Task details:
Copy the data that follows, character for character, minus the pictures.

.....

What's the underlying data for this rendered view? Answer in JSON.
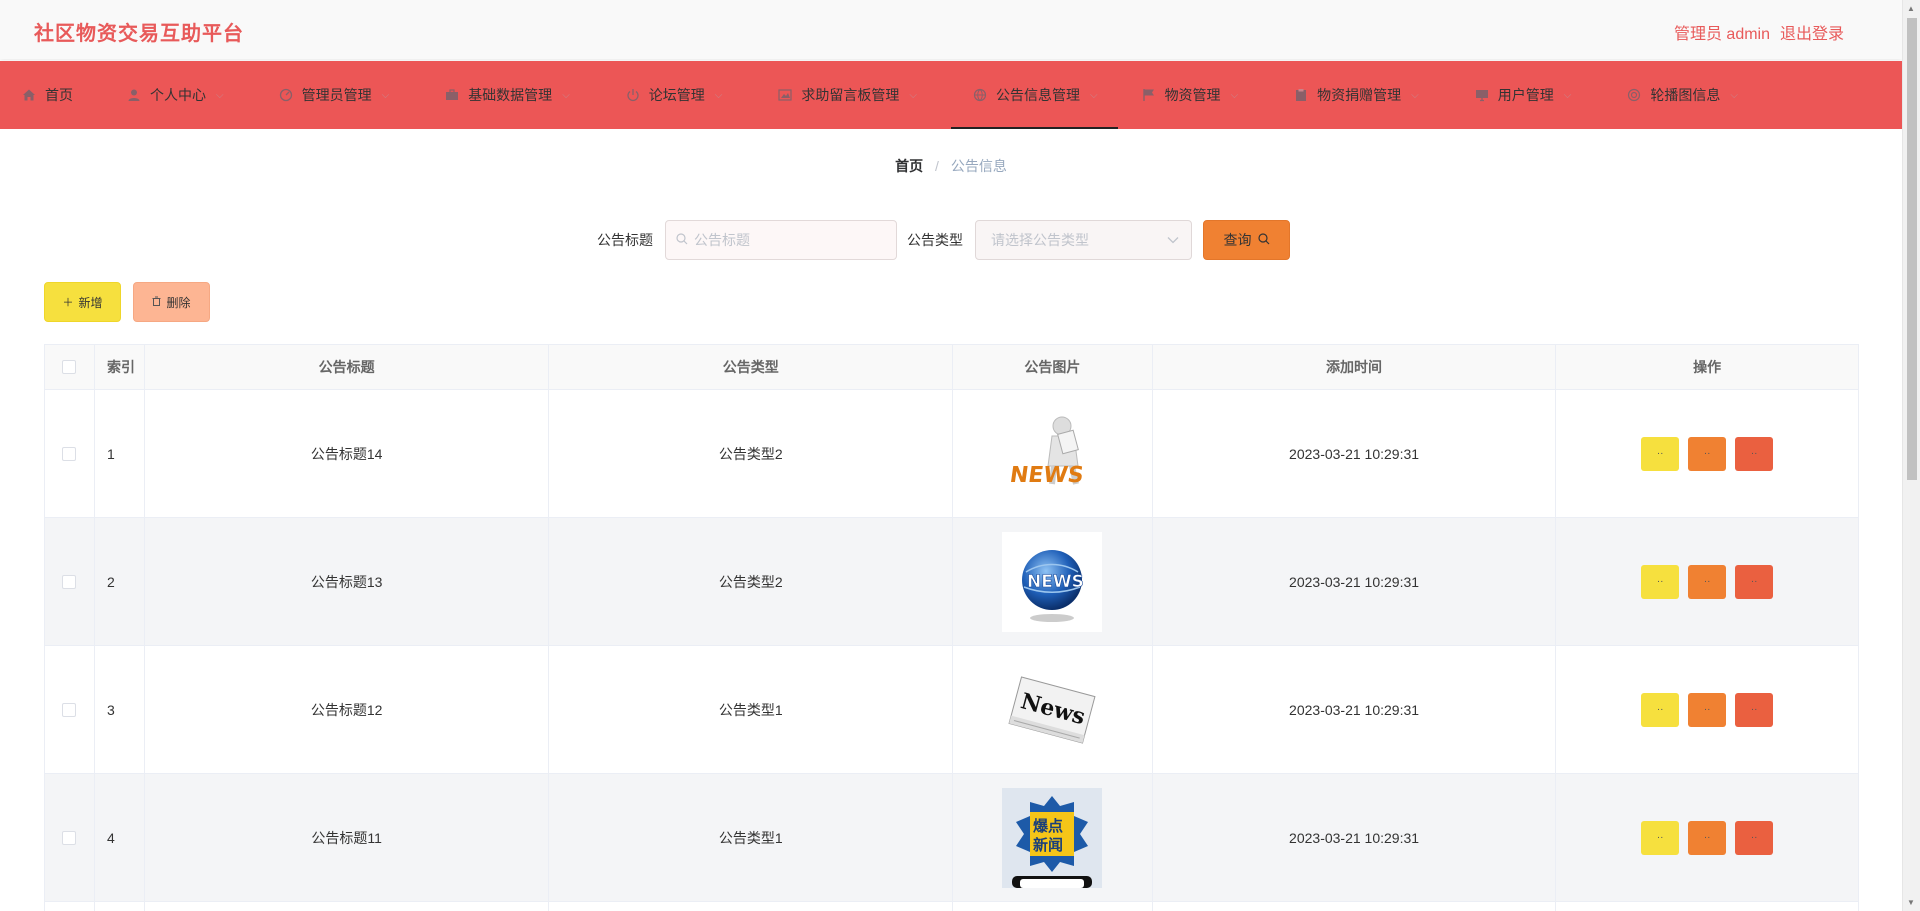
{
  "header": {
    "brand": "社区物资交易互助平台",
    "admin": "管理员 admin",
    "logout": "退出登录"
  },
  "nav": {
    "items": [
      {
        "label": "首页",
        "icon": "home-icon",
        "dropdown": false
      },
      {
        "label": "个人中心",
        "icon": "user-icon",
        "dropdown": true
      },
      {
        "label": "管理员管理",
        "icon": "gauge-icon",
        "dropdown": true
      },
      {
        "label": "基础数据管理",
        "icon": "briefcase-icon",
        "dropdown": true
      },
      {
        "label": "论坛管理",
        "icon": "power-icon",
        "dropdown": true
      },
      {
        "label": "求助留言板管理",
        "icon": "picture-icon",
        "dropdown": true
      },
      {
        "label": "公告信息管理",
        "icon": "globe-icon",
        "dropdown": true,
        "active": true
      },
      {
        "label": "物资管理",
        "icon": "flag-icon",
        "dropdown": true
      },
      {
        "label": "物资捐赠管理",
        "icon": "clipboard-icon",
        "dropdown": true
      },
      {
        "label": "用户管理",
        "icon": "monitor-icon",
        "dropdown": true
      },
      {
        "label": "轮播图信息",
        "icon": "target-icon",
        "dropdown": true
      }
    ]
  },
  "breadcrumb": {
    "home": "首页",
    "separator": "/",
    "current": "公告信息"
  },
  "search": {
    "title_label": "公告标题",
    "title_placeholder": "公告标题",
    "type_label": "公告类型",
    "type_placeholder": "请选择公告类型",
    "query_label": "查询"
  },
  "actions": {
    "add_label": "新增",
    "delete_label": "删除"
  },
  "table": {
    "headers": [
      "",
      "索引",
      "公告标题",
      "公告类型",
      "公告图片",
      "添加时间",
      "操作"
    ],
    "rows": [
      {
        "index": "1",
        "title": "公告标题14",
        "type": "公告类型2",
        "image": "news-person-image",
        "time": "2023-03-21 10:29:31"
      },
      {
        "index": "2",
        "title": "公告标题13",
        "type": "公告类型2",
        "image": "news-globe-image",
        "time": "2023-03-21 10:29:31"
      },
      {
        "index": "3",
        "title": "公告标题12",
        "type": "公告类型1",
        "image": "newspaper-image",
        "time": "2023-03-21 10:29:31"
      },
      {
        "index": "4",
        "title": "公告标题11",
        "type": "公告类型1",
        "image": "breaking-news-image",
        "time": "2023-03-21 10:29:31"
      }
    ],
    "op_labels": {
      "view": "··",
      "edit": "··",
      "delete": "··"
    }
  },
  "colors": {
    "brand": "#e85a5a",
    "nav_bg": "#ec5656",
    "query_btn": "#f08132",
    "add_btn": "#f6e03e",
    "delete_btn": "#fdb593",
    "op_view": "#f6e03e",
    "op_edit": "#f08132",
    "op_delete": "#ea6040"
  },
  "image_text": {
    "news1": "NEWS",
    "news2": "NEWS",
    "news3": "News",
    "news4_line1": "爆点",
    "news4_line2": "新闻"
  }
}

.....

Exercise response:
What's the underlying data for this rendered view? Answer in JSON.
{
  "header": {
    "brand": "社区物资交易互助平台",
    "admin": "管理员 admin",
    "logout": "退出登录"
  },
  "nav": {
    "items": [
      {
        "label": "首页",
        "icon": "home-icon",
        "dropdown": false
      },
      {
        "label": "个人中心",
        "icon": "user-icon",
        "dropdown": true
      },
      {
        "label": "管理员管理",
        "icon": "gauge-icon",
        "dropdown": true
      },
      {
        "label": "基础数据管理",
        "icon": "briefcase-icon",
        "dropdown": true
      },
      {
        "label": "论坛管理",
        "icon": "power-icon",
        "dropdown": true
      },
      {
        "label": "求助留言板管理",
        "icon": "picture-icon",
        "dropdown": true
      },
      {
        "label": "公告信息管理",
        "icon": "globe-icon",
        "dropdown": true,
        "active": true
      },
      {
        "label": "物资管理",
        "icon": "flag-icon",
        "dropdown": true
      },
      {
        "label": "物资捐赠管理",
        "icon": "clipboard-icon",
        "dropdown": true
      },
      {
        "label": "用户管理",
        "icon": "monitor-icon",
        "dropdown": true
      },
      {
        "label": "轮播图信息",
        "icon": "target-icon",
        "dropdown": true
      }
    ]
  },
  "breadcrumb": {
    "home": "首页",
    "separator": "/",
    "current": "公告信息"
  },
  "search": {
    "title_label": "公告标题",
    "title_placeholder": "公告标题",
    "type_label": "公告类型",
    "type_placeholder": "请选择公告类型",
    "query_label": "查询"
  },
  "actions": {
    "add_label": "新增",
    "delete_label": "删除"
  },
  "table": {
    "headers": [
      "",
      "索引",
      "公告标题",
      "公告类型",
      "公告图片",
      "添加时间",
      "操作"
    ],
    "rows": [
      {
        "index": "1",
        "title": "公告标题14",
        "type": "公告类型2",
        "image": "news-person-image",
        "time": "2023-03-21 10:29:31"
      },
      {
        "index": "2",
        "title": "公告标题13",
        "type": "公告类型2",
        "image": "news-globe-image",
        "time": "2023-03-21 10:29:31"
      },
      {
        "index": "3",
        "title": "公告标题12",
        "type": "公告类型1",
        "image": "newspaper-image",
        "time": "2023-03-21 10:29:31"
      },
      {
        "index": "4",
        "title": "公告标题11",
        "type": "公告类型1",
        "image": "breaking-news-image",
        "time": "2023-03-21 10:29:31"
      }
    ],
    "op_labels": {
      "view": "··",
      "edit": "··",
      "delete": "··"
    }
  },
  "colors": {
    "brand": "#e85a5a",
    "nav_bg": "#ec5656",
    "query_btn": "#f08132",
    "add_btn": "#f6e03e",
    "delete_btn": "#fdb593",
    "op_view": "#f6e03e",
    "op_edit": "#f08132",
    "op_delete": "#ea6040"
  },
  "image_text": {
    "news1": "NEWS",
    "news2": "NEWS",
    "news3": "News",
    "news4_line1": "爆点",
    "news4_line2": "新闻"
  }
}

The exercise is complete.